-- DATA follows --

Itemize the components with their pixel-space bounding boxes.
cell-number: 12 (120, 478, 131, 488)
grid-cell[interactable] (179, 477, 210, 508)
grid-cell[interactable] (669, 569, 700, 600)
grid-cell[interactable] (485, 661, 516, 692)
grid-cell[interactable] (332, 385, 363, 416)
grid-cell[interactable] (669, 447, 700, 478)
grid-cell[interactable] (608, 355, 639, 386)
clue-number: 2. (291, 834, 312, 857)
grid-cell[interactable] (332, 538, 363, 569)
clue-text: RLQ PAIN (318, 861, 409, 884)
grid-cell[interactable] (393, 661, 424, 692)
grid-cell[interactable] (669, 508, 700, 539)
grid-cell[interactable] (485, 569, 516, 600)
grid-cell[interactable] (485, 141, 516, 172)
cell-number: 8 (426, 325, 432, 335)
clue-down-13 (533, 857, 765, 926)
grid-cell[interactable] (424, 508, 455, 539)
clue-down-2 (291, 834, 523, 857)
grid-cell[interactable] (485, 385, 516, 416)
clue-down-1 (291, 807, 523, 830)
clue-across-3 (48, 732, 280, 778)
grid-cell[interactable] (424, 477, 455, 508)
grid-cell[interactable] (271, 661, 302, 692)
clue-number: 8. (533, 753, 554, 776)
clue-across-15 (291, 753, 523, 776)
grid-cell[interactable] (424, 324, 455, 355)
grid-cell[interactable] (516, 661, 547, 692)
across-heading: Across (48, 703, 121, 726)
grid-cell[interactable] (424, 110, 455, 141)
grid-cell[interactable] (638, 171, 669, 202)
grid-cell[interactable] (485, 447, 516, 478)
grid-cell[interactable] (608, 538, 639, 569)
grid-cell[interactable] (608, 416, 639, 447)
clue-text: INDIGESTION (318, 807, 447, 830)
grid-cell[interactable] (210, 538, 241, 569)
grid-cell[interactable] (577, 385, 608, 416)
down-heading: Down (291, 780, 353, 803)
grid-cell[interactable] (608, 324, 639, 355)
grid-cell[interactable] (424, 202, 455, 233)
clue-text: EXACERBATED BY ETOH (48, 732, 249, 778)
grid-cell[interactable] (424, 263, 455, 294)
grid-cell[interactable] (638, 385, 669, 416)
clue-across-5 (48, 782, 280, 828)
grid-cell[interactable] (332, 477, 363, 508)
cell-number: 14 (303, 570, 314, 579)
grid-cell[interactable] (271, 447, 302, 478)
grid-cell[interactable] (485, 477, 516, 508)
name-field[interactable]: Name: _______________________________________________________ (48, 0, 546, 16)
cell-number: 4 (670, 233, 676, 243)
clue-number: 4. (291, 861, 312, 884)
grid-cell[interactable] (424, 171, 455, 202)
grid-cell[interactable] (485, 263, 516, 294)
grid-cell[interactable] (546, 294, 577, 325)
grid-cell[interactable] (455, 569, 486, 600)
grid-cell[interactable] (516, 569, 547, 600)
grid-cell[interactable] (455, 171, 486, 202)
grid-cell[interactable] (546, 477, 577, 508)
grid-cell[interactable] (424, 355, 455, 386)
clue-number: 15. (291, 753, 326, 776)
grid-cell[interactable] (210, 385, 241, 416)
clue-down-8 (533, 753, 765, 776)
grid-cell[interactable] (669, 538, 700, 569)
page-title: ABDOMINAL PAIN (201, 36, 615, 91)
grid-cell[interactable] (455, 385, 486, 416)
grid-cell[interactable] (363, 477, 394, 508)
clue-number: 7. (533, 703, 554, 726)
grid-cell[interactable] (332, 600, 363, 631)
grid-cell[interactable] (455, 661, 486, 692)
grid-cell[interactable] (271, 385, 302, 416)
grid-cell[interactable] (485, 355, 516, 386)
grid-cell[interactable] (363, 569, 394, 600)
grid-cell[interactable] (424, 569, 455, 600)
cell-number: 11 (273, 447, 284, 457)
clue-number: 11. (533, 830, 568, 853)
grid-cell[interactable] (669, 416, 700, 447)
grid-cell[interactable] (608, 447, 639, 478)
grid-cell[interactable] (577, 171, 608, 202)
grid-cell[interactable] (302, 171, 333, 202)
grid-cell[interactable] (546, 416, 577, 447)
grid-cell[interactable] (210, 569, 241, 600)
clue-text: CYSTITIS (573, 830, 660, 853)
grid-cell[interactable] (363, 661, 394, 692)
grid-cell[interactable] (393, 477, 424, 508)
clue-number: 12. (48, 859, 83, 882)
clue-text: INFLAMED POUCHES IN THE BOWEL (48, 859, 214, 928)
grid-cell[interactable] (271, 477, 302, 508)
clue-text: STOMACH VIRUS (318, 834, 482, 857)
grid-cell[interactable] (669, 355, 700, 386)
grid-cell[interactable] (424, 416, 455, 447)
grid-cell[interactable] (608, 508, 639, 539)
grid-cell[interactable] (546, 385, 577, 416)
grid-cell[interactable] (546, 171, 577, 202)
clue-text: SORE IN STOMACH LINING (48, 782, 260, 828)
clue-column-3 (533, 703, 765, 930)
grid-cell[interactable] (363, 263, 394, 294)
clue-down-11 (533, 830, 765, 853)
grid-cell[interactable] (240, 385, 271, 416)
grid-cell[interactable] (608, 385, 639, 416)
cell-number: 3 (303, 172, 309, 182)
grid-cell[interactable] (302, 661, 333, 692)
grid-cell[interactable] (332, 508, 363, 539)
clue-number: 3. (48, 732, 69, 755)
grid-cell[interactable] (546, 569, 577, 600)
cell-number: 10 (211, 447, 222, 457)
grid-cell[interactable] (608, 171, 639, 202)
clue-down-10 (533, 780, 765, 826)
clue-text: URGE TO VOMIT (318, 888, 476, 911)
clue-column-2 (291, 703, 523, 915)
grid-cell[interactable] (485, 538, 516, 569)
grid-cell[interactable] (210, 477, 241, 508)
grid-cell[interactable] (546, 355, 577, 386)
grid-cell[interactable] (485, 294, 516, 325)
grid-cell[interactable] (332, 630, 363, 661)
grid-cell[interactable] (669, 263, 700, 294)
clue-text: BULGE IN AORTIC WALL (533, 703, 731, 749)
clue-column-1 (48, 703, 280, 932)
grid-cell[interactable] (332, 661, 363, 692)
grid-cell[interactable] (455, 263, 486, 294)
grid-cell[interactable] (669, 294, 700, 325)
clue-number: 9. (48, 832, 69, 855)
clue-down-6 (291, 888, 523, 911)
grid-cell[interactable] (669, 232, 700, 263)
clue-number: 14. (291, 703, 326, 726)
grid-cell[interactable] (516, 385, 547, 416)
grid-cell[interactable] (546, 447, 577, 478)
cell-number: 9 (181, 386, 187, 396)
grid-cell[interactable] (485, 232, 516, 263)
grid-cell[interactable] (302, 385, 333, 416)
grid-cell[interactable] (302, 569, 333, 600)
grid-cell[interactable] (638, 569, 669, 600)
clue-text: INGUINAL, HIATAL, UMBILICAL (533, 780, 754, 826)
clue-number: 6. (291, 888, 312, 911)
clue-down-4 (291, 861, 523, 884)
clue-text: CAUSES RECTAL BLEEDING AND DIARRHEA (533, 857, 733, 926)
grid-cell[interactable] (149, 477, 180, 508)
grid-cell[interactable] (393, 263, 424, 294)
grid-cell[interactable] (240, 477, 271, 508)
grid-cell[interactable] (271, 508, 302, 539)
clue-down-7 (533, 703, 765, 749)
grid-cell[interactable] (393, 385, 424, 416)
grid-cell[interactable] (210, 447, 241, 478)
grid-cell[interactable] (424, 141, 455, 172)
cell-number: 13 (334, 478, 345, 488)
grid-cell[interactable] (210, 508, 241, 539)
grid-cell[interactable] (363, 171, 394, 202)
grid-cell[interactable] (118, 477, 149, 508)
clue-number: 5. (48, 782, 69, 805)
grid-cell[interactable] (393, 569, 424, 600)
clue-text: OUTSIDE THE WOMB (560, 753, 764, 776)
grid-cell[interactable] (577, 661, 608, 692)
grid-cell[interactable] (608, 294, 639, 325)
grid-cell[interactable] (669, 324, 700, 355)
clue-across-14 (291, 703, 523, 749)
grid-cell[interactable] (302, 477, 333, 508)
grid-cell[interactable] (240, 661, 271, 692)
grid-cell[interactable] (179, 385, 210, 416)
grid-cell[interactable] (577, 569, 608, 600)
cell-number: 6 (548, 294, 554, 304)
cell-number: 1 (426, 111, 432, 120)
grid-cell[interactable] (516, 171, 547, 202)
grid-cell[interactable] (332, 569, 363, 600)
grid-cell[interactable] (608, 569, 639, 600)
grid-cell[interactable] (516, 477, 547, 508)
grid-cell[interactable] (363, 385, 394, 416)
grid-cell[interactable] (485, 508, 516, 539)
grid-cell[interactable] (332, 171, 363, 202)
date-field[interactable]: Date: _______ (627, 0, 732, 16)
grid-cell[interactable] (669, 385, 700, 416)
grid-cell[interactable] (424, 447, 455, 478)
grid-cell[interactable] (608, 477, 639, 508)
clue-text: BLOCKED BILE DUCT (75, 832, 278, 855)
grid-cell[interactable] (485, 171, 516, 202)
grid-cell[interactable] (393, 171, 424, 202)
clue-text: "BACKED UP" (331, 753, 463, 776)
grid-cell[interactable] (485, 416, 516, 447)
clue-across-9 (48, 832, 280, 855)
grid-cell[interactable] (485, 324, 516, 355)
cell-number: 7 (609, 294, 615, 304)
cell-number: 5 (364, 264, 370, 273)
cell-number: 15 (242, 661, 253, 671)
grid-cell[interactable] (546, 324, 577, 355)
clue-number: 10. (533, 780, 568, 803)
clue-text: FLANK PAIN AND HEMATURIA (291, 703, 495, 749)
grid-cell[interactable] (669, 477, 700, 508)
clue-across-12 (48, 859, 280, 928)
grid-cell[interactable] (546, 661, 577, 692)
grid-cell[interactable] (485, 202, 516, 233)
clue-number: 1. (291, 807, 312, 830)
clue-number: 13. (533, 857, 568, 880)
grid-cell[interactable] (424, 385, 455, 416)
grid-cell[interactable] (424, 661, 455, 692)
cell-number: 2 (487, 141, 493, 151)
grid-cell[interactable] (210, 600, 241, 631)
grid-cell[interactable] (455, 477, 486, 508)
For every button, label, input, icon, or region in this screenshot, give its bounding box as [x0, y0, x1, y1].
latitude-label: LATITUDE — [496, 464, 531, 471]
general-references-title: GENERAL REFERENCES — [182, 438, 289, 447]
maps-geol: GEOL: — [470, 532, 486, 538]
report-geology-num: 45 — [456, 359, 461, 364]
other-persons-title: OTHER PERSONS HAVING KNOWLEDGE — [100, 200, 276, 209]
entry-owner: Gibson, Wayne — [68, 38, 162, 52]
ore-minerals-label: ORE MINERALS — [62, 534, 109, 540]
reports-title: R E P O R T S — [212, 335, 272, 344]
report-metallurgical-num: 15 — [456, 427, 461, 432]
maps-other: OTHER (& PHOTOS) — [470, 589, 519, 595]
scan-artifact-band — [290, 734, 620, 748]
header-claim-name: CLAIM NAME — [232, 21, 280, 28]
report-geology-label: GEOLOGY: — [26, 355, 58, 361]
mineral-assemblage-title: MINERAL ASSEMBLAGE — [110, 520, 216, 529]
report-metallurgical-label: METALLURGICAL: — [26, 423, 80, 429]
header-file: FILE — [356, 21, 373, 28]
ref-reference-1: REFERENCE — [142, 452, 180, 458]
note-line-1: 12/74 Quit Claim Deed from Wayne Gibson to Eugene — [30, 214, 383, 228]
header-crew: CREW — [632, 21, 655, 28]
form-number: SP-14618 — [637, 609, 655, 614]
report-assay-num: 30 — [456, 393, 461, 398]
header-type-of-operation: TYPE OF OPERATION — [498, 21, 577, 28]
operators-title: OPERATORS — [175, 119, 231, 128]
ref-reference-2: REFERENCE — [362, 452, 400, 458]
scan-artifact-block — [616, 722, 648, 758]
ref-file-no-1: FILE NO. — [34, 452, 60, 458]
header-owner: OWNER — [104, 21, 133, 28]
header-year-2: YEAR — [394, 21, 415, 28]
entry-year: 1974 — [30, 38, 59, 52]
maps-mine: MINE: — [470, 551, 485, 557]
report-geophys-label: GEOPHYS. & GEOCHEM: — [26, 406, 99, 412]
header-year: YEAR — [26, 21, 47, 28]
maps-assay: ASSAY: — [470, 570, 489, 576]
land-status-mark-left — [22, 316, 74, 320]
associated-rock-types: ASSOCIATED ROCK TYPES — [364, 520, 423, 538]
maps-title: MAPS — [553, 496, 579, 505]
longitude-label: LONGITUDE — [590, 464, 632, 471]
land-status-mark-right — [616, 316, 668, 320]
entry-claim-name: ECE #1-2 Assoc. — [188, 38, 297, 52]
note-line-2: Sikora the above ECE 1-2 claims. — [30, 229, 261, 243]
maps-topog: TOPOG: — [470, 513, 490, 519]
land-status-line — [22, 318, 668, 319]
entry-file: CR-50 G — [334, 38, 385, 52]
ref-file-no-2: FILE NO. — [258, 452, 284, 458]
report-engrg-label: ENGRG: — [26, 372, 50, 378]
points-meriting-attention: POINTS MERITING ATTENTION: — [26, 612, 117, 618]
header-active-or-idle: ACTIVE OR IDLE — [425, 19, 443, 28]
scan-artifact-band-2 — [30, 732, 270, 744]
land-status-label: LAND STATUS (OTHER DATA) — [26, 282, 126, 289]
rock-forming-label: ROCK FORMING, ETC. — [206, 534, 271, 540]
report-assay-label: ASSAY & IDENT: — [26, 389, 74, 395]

-- DATA concluded --

▸ **EXERCISE**
The lines to return are those in the entries above that hold "across".

▸ **YOUR SOLUTION**
clue-across-3 (48, 732, 280, 778)
clue-across-15 (291, 753, 523, 776)
across-heading: Across (48, 703, 121, 726)
clue-across-5 (48, 782, 280, 828)
clue-across-14 (291, 703, 523, 749)
clue-across-9 (48, 832, 280, 855)
clue-across-12 (48, 859, 280, 928)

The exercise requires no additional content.